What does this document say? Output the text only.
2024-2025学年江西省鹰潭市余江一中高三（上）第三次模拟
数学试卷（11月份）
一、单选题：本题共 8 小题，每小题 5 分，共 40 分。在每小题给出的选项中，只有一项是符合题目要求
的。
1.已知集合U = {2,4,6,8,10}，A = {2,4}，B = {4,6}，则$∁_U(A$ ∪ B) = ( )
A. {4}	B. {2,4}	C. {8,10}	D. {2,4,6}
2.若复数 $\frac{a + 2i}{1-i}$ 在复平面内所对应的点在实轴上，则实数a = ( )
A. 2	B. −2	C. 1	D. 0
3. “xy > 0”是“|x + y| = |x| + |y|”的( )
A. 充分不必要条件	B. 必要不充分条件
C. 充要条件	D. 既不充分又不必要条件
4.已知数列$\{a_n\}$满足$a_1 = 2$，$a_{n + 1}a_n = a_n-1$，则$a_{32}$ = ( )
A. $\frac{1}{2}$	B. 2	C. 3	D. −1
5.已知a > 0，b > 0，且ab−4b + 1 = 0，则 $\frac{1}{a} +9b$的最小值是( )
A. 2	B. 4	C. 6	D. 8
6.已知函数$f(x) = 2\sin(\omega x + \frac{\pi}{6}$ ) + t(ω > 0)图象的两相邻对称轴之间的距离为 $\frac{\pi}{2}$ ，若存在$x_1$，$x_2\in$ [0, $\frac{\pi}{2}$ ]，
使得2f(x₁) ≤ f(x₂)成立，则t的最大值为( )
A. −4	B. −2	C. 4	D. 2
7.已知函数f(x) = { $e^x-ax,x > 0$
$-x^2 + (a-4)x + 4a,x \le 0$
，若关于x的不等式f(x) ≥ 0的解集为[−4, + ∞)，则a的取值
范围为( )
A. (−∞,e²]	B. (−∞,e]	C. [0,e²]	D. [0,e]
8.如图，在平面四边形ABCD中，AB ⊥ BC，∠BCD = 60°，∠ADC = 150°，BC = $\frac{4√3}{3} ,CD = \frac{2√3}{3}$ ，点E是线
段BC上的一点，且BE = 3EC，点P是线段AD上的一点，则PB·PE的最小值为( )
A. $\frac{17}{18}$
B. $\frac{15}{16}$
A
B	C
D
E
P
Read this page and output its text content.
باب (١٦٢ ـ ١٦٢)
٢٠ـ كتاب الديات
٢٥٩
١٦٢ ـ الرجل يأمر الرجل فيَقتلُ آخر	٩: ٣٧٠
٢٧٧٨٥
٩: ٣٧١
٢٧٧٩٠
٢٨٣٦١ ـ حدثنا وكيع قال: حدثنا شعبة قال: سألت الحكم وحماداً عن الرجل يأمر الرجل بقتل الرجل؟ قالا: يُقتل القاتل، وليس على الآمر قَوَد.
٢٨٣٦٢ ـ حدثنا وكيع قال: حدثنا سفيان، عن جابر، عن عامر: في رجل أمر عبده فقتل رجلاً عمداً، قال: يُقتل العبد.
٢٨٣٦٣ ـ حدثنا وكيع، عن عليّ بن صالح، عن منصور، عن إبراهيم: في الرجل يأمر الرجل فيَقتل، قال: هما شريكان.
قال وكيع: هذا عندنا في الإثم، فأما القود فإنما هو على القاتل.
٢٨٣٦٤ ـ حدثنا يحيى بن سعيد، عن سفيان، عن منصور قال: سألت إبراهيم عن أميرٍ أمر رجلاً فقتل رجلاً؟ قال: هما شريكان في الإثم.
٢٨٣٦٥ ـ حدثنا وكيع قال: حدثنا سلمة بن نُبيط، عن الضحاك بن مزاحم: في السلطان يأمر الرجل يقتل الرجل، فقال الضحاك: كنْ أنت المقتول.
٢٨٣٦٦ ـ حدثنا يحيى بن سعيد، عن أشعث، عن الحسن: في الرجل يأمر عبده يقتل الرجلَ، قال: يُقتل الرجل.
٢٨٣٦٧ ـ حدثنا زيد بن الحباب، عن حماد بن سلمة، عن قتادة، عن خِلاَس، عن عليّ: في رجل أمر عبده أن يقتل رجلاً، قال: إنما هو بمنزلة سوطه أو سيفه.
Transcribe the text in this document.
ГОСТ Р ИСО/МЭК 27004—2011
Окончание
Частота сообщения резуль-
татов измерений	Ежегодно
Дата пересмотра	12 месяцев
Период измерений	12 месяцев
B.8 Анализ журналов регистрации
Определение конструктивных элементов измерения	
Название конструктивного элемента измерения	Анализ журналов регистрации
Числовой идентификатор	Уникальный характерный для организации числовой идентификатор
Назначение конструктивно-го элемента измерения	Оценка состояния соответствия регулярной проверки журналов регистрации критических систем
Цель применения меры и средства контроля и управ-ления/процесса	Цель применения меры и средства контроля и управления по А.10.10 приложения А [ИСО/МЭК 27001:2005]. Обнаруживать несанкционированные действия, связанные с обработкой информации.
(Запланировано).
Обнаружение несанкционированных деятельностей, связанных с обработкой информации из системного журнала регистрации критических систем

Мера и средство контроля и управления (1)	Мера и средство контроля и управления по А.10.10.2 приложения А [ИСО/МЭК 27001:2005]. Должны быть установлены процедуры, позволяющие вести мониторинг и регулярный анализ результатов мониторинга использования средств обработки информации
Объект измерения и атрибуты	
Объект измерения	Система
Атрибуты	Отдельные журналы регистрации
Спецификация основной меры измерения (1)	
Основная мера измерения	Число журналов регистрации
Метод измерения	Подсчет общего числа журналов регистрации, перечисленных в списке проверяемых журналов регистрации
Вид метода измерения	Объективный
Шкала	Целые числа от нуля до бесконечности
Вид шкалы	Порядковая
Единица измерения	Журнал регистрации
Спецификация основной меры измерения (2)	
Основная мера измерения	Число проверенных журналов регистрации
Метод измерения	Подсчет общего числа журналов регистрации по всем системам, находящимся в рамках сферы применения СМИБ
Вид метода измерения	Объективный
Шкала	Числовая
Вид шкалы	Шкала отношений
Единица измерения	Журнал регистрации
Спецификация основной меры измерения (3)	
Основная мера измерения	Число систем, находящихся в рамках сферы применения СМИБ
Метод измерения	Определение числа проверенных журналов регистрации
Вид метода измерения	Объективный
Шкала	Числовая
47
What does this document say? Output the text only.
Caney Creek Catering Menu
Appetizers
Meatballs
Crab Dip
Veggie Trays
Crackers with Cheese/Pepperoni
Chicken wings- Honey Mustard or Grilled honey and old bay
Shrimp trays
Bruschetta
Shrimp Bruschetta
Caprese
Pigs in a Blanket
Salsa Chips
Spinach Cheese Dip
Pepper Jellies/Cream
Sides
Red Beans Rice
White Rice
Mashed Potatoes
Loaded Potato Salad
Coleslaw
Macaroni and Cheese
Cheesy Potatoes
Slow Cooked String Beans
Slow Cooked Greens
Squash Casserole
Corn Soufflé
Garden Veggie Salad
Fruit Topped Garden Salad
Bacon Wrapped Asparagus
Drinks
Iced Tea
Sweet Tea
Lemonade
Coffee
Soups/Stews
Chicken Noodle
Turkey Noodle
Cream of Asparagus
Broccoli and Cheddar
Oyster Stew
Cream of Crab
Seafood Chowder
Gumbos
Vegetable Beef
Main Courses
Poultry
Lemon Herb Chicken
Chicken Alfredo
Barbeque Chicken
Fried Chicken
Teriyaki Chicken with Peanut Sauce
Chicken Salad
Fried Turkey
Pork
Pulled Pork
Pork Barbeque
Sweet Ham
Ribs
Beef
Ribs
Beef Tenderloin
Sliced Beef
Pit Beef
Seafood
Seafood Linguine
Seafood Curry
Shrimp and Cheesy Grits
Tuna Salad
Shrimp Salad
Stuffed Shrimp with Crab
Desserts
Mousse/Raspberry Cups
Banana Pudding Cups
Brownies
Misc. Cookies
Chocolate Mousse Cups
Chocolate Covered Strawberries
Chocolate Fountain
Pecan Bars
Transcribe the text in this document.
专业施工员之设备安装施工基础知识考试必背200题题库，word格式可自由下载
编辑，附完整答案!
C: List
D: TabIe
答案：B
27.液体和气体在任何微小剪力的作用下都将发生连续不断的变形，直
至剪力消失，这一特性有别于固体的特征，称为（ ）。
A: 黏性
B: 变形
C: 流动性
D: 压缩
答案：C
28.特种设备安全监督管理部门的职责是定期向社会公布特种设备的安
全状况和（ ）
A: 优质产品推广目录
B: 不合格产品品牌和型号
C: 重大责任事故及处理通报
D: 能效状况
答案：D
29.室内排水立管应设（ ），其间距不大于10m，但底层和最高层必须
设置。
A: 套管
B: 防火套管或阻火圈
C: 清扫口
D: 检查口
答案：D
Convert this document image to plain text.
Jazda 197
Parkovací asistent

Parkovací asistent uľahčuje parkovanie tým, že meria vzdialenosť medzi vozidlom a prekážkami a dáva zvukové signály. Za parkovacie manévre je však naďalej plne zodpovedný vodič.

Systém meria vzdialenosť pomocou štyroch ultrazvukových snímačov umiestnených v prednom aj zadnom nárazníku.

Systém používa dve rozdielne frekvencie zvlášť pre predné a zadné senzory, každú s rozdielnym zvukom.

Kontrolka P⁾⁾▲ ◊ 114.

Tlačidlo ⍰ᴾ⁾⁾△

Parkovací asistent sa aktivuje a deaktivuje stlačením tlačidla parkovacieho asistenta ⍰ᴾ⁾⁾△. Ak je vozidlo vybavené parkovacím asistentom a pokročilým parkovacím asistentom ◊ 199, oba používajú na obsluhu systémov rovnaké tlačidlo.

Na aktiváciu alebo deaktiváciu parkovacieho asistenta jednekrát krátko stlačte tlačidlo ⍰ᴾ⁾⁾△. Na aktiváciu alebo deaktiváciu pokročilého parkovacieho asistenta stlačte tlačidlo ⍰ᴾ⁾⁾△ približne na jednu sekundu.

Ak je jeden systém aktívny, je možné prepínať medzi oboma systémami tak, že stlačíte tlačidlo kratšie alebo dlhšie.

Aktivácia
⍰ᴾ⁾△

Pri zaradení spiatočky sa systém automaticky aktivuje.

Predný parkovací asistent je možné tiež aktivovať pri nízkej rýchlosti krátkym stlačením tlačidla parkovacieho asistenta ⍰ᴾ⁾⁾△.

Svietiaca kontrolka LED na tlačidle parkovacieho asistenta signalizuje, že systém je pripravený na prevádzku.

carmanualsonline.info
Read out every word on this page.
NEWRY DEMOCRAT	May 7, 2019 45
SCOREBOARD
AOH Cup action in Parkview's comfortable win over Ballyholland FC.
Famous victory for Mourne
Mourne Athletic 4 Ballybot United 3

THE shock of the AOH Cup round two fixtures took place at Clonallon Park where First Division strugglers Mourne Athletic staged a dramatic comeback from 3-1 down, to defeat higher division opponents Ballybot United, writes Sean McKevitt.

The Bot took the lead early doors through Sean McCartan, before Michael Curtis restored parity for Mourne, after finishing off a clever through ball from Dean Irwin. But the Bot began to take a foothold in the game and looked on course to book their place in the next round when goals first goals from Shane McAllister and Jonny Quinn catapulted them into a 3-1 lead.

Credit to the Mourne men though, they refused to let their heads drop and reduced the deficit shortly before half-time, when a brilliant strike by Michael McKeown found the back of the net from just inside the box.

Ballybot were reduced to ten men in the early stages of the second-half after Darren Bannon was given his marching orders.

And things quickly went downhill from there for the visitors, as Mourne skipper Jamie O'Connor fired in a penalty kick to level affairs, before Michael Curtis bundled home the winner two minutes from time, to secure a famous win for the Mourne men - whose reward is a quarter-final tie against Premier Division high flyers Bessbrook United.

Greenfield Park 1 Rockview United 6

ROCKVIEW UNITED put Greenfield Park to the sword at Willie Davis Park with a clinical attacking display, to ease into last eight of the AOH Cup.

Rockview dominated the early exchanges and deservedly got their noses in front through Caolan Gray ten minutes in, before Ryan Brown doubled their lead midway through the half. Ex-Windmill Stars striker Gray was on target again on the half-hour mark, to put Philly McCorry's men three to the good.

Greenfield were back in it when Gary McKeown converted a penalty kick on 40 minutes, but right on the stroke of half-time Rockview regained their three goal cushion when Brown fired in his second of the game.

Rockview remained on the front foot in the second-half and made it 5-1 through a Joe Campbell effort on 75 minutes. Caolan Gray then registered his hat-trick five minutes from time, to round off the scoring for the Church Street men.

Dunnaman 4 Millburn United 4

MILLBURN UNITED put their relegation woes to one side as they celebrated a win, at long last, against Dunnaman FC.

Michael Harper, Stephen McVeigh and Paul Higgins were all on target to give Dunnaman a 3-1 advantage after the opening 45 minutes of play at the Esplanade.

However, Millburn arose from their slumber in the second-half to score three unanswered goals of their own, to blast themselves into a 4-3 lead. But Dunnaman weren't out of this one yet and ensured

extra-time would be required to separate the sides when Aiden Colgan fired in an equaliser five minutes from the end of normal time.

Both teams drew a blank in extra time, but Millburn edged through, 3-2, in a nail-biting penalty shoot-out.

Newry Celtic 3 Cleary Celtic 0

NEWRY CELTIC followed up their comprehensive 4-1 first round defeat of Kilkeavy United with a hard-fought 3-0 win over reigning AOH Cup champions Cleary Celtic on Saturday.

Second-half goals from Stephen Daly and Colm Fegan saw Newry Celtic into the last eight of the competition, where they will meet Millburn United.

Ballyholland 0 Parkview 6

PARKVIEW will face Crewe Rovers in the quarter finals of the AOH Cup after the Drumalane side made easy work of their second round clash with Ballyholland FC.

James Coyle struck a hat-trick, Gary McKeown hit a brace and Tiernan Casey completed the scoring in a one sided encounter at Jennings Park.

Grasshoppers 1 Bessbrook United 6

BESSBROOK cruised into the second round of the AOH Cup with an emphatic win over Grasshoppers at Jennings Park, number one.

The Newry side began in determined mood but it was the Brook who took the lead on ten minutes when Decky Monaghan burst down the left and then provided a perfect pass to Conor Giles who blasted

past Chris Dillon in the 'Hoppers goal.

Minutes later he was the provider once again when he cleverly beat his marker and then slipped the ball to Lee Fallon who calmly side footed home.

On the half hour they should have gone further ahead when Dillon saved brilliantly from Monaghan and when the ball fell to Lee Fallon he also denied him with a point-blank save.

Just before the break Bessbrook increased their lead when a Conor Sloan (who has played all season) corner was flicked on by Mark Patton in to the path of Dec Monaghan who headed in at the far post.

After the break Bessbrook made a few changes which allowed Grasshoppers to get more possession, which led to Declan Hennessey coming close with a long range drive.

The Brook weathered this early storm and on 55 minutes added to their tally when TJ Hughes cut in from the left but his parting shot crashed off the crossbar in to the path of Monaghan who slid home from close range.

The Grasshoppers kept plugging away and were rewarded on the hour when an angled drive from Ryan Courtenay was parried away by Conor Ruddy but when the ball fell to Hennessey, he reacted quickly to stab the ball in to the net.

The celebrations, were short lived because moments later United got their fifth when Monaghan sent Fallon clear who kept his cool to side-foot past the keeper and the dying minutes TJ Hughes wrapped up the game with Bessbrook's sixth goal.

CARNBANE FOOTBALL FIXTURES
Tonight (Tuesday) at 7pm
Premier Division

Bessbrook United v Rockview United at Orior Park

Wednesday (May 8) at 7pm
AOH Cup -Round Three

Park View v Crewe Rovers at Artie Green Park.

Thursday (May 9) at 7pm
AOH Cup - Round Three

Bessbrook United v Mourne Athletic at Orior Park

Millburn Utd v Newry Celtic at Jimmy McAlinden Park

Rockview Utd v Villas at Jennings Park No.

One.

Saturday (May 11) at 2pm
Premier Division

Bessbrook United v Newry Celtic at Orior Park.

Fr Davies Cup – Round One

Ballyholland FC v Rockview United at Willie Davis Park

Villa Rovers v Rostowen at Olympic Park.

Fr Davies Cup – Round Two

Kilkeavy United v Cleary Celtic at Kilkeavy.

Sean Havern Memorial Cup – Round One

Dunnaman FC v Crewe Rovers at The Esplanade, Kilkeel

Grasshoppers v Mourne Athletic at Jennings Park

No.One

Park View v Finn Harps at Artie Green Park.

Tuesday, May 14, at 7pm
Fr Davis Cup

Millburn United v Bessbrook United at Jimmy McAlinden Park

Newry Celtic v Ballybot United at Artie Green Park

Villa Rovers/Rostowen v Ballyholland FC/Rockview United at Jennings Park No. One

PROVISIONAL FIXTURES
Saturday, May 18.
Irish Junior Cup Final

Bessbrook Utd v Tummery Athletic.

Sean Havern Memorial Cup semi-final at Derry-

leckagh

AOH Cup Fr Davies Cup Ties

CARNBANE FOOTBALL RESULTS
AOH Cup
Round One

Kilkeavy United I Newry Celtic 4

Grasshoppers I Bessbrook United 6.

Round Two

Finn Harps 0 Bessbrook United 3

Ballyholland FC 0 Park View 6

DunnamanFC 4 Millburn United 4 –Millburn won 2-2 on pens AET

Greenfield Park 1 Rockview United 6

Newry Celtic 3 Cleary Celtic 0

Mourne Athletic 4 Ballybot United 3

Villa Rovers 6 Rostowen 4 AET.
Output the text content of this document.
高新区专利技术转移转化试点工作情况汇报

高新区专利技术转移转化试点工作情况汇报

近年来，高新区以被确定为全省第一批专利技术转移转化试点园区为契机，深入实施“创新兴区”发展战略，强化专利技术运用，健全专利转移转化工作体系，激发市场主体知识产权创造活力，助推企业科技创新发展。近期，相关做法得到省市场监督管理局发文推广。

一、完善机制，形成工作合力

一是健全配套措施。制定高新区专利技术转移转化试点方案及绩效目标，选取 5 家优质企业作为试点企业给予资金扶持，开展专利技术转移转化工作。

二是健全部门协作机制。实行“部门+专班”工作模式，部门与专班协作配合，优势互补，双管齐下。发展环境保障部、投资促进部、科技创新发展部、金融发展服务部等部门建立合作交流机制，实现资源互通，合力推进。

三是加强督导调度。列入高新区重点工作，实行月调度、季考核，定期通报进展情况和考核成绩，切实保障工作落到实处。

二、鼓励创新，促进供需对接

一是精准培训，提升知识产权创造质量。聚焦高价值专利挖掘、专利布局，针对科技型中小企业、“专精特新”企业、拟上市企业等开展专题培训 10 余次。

_Your objective:_
Your answer should be a single number: how many lines of the material contain the word "long".

_Output for this task:_
2